RECORDS PROVIDED>
↓↓↓
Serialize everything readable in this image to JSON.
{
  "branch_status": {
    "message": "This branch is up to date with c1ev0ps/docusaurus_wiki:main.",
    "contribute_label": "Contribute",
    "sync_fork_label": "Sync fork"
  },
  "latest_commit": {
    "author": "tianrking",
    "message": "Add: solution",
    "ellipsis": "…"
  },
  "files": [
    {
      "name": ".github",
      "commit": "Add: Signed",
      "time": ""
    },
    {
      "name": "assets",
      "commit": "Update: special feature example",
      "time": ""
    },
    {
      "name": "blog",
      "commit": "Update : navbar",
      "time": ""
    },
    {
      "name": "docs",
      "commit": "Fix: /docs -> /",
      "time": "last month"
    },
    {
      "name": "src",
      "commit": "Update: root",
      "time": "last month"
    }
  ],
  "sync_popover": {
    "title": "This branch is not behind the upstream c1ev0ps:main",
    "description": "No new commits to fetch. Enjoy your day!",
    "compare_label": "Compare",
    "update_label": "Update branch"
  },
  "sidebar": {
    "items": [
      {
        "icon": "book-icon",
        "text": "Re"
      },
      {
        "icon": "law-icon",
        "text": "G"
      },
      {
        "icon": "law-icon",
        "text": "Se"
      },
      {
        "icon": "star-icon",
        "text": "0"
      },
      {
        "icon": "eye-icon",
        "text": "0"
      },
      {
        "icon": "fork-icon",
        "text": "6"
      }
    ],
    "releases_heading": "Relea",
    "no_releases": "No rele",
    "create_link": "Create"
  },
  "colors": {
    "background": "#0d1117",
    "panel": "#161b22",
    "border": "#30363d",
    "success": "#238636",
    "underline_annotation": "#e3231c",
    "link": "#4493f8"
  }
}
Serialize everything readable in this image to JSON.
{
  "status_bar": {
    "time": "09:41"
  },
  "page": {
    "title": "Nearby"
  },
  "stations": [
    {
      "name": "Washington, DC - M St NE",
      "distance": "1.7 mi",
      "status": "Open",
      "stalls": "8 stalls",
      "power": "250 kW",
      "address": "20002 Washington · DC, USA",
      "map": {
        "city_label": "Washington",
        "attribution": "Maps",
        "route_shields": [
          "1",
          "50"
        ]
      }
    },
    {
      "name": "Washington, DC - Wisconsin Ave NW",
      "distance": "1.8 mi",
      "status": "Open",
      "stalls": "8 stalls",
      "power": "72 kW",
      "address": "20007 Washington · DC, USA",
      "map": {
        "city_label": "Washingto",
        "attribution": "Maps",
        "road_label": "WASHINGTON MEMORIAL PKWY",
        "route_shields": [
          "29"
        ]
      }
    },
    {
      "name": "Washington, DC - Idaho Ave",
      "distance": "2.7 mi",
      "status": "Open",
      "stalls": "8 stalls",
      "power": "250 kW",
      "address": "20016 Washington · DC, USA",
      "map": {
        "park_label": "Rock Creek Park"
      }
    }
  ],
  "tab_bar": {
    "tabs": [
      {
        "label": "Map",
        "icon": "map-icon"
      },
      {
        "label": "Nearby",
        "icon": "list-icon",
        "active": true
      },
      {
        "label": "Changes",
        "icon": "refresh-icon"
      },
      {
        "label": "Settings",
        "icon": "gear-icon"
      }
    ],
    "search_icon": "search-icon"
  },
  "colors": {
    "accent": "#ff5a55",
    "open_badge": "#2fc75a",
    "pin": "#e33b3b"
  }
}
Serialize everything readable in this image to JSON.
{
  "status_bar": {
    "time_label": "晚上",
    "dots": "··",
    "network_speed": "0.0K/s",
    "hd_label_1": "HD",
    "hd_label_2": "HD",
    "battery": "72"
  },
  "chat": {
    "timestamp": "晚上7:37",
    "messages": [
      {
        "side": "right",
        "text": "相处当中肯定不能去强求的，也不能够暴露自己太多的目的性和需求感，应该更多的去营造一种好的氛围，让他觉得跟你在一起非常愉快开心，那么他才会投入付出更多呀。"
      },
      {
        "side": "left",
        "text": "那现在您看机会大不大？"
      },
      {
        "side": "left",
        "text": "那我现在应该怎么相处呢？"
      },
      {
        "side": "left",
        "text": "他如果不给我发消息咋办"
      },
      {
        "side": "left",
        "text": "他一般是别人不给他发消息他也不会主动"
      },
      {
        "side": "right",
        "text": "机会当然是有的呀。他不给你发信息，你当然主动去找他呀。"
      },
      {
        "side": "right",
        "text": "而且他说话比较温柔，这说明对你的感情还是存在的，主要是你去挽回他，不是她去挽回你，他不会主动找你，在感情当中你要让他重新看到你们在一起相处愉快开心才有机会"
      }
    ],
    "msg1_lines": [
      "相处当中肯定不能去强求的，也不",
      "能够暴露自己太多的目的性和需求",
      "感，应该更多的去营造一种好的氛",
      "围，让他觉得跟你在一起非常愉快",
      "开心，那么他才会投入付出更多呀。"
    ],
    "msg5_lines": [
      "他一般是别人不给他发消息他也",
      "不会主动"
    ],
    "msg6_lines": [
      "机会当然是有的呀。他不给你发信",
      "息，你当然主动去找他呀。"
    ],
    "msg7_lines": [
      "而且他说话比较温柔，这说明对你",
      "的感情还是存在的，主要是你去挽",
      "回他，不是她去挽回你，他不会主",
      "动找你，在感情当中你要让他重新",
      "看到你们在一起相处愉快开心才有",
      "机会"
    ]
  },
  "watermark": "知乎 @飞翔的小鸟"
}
↑↑↑
YOUR OBJECTIVE> Filter the records for lines holding the string "那么他才会投入付出更多呀". Copy each one.

RESPONSE BELOW>
        "text": "相处当中肯定不能去强求的，也不能够暴露自己太多的目的性和需求感，应该更多的去营造一种好的氛围，让他觉得跟你在一起非常愉快开心，那么他才会投入付出更多呀。"
      "开心，那么他才会投入付出更多呀。"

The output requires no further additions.